++++ Record list
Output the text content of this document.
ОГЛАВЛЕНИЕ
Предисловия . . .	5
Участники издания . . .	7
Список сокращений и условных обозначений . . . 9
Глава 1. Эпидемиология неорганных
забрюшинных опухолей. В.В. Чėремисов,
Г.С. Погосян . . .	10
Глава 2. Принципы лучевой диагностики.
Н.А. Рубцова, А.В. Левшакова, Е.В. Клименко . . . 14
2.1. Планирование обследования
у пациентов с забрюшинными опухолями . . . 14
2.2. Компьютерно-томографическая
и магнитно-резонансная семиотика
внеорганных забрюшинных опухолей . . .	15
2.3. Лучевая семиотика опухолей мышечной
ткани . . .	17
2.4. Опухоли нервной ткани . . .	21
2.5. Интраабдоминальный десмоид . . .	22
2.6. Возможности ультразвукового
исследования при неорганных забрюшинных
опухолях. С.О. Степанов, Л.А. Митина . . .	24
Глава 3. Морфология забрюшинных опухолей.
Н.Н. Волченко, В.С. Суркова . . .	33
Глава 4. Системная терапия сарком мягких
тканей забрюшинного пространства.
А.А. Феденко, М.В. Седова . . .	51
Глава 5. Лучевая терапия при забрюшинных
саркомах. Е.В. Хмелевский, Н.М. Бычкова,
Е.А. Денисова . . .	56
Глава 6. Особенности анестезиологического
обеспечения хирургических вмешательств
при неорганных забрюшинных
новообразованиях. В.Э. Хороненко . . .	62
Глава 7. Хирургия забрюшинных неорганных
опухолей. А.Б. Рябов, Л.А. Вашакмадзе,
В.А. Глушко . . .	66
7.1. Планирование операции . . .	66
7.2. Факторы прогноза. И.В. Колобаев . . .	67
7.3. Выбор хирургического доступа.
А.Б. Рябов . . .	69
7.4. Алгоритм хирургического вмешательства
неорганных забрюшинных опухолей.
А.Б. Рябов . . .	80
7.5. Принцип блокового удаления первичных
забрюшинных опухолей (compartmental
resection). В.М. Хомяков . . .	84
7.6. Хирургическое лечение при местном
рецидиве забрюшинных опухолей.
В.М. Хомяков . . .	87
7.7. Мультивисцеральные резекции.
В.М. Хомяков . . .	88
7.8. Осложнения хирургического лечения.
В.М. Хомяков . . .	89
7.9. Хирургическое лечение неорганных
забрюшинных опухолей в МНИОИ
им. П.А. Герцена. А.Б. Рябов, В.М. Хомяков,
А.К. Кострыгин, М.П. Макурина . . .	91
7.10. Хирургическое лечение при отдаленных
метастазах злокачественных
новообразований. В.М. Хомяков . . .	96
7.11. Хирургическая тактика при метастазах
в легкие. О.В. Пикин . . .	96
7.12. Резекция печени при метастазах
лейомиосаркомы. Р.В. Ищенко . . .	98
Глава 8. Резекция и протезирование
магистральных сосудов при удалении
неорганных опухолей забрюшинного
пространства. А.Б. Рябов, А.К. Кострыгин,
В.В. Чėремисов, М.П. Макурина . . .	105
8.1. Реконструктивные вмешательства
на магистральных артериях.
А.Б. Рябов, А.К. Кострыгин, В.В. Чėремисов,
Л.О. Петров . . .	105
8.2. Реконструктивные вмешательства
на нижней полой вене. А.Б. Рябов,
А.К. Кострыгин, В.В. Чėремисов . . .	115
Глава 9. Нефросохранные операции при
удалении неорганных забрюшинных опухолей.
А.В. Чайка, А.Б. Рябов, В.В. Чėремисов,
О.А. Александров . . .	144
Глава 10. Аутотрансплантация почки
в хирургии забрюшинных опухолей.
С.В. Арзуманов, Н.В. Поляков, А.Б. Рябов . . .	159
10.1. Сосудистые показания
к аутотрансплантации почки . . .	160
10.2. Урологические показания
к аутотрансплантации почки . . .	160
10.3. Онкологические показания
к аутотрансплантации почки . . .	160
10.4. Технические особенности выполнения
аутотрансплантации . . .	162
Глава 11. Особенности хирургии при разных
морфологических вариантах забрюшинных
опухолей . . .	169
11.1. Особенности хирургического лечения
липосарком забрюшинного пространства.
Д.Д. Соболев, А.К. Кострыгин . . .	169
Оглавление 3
++++++++
Work required:
Each line of the material should be duplicated exactly, please.

Response to the task:
Output the text content of this document.
ОГЛАВЛЕНИЕ
Предисловия . . .	5
Участники издания . . .	7
Список сокращений и условных обозначений . . . 9
Глава 1. Эпидемиология неорганных
забрюшинных опухолей. В.В. Чėремисов,
Г.С. Погосян . . .	10
Глава 2. Принципы лучевой диагностики.
Н.А. Рубцова, А.В. Левшакова, Е.В. Клименко . . . 14
2.1. Планирование обследования
у пациентов с забрюшинными опухолями . . . 14
2.2. Компьютерно-томографическая
и магнитно-резонансная семиотика
внеорганных забрюшинных опухолей . . .	15
2.3. Лучевая семиотика опухолей мышечной
ткани . . .	17
2.4. Опухоли нервной ткани . . .	21
2.5. Интраабдоминальный десмоид . . .	22
2.6. Возможности ультразвукового
исследования при неорганных забрюшинных
опухолях. С.О. Степанов, Л.А. Митина . . .	24
Глава 3. Морфология забрюшинных опухолей.
Н.Н. Волченко, В.С. Суркова . . .	33
Глава 4. Системная терапия сарком мягких
тканей забрюшинного пространства.
А.А. Феденко, М.В. Седова . . .	51
Глава 5. Лучевая терапия при забрюшинных
саркомах. Е.В. Хмелевский, Н.М. Бычкова,
Е.А. Денисова . . .	56
Глава 6. Особенности анестезиологического
обеспечения хирургических вмешательств
при неорганных забрюшинных
новообразованиях. В.Э. Хороненко . . .	62
Глава 7. Хирургия забрюшинных неорганных
опухолей. А.Б. Рябов, Л.А. Вашакмадзе,
В.А. Глушко . . .	66
7.1. Планирование операции . . .	66
7.2. Факторы прогноза. И.В. Колобаев . . .	67
7.3. Выбор хирургического доступа.
А.Б. Рябов . . .	69
7.4. Алгоритм хирургического вмешательства
неорганных забрюшинных опухолей.
А.Б. Рябов . . .	80
7.5. Принцип блокового удаления первичных
забрюшинных опухолей (compartmental
resection). В.М. Хомяков . . .	84
7.6. Хирургическое лечение при местном
рецидиве забрюшинных опухолей.
В.М. Хомяков . . .	87
7.7. Мультивисцеральные резекции.
В.М. Хомяков . . .	88
7.8. Осложнения хирургического лечения.
В.М. Хомяков . . .	89
7.9. Хирургическое лечение неорганных
забрюшинных опухолей в МНИОИ
им. П.А. Герцена. А.Б. Рябов, В.М. Хомяков,
А.К. Кострыгин, М.П. Макурина . . .	91
7.10. Хирургическое лечение при отдаленных
метастазах злокачественных
новообразований. В.М. Хомяков . . .	96
7.11. Хирургическая тактика при метастазах
в легкие. О.В. Пикин . . .	96
7.12. Резекция печени при метастазах
лейомиосаркомы. Р.В. Ищенко . . .	98
Глава 8. Резекция и протезирование
магистральных сосудов при удалении
неорганных опухолей забрюшинного
пространства. А.Б. Рябов, А.К. Кострыгин,
В.В. Чėремисов, М.П. Макурина . . .	105
8.1. Реконструктивные вмешательства
на магистральных артериях.
А.Б. Рябов, А.К. Кострыгин, В.В. Чėремисов,
Л.О. Петров . . .	105
8.2. Реконструктивные вмешательства
на нижней полой вене. А.Б. Рябов,
А.К. Кострыгин, В.В. Чėремисов . . .	115
Глава 9. Нефросохранные операции при
удалении неорганных забрюшинных опухолей.
А.В. Чайка, А.Б. Рябов, В.В. Чėремисов,
О.А. Александров . . .	144
Глава 10. Аутотрансплантация почки
в хирургии забрюшинных опухолей.
С.В. Арзуманов, Н.В. Поляков, А.Б. Рябов . . .	159
10.1. Сосудистые показания
к аутотрансплантации почки . . .	160
10.2. Урологические показания
к аутотрансплантации почки . . .	160
10.3. Онкологические показания
к аутотрансплантации почки . . .	160
10.4. Технические особенности выполнения
аутотрансплантации . . .	162
Глава 11. Особенности хирургии при разных
морфологических вариантах забрюшинных
опухолей . . .	169
11.1. Особенности хирургического лечения
липосарком забрюшинного пространства.
Д.Д. Соболев, А.К. Кострыгин . . .	169
Оглавление 3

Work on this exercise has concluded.